* [Records from a data source]:
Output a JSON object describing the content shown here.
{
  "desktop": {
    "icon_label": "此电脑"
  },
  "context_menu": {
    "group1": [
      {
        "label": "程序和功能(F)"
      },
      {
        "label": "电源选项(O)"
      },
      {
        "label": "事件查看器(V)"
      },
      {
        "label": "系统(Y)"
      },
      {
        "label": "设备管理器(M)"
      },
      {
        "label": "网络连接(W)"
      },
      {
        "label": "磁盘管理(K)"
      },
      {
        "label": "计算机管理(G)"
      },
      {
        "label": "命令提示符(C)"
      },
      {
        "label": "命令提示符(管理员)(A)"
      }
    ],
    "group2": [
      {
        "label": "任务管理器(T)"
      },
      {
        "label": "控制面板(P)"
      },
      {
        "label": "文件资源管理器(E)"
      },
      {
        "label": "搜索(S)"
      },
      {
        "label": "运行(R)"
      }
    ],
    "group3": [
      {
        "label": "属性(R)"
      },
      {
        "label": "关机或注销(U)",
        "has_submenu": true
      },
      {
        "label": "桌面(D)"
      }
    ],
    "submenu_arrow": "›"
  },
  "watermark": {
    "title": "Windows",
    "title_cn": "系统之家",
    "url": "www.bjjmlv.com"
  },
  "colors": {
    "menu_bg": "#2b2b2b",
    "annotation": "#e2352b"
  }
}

* [Prompt]: Write the material out again in its entirety, exactly as shown.

* [Exercise response]:
Output a JSON object describing the content shown here.
{
  "desktop": {
    "icon_label": "此电脑"
  },
  "context_menu": {
    "group1": [
      {
        "label": "程序和功能(F)"
      },
      {
        "label": "电源选项(O)"
      },
      {
        "label": "事件查看器(V)"
      },
      {
        "label": "系统(Y)"
      },
      {
        "label": "设备管理器(M)"
      },
      {
        "label": "网络连接(W)"
      },
      {
        "label": "磁盘管理(K)"
      },
      {
        "label": "计算机管理(G)"
      },
      {
        "label": "命令提示符(C)"
      },
      {
        "label": "命令提示符(管理员)(A)"
      }
    ],
    "group2": [
      {
        "label": "任务管理器(T)"
      },
      {
        "label": "控制面板(P)"
      },
      {
        "label": "文件资源管理器(E)"
      },
      {
        "label": "搜索(S)"
      },
      {
        "label": "运行(R)"
      }
    ],
    "group3": [
      {
        "label": "属性(R)"
      },
      {
        "label": "关机或注销(U)",
        "has_submenu": true
      },
      {
        "label": "桌面(D)"
      }
    ],
    "submenu_arrow": "›"
  },
  "watermark": {
    "title": "Windows",
    "title_cn": "系统之家",
    "url": "www.bjjmlv.com"
  },
  "colors": {
    "menu_bg": "#2b2b2b",
    "annotation": "#e2352b"
  }
}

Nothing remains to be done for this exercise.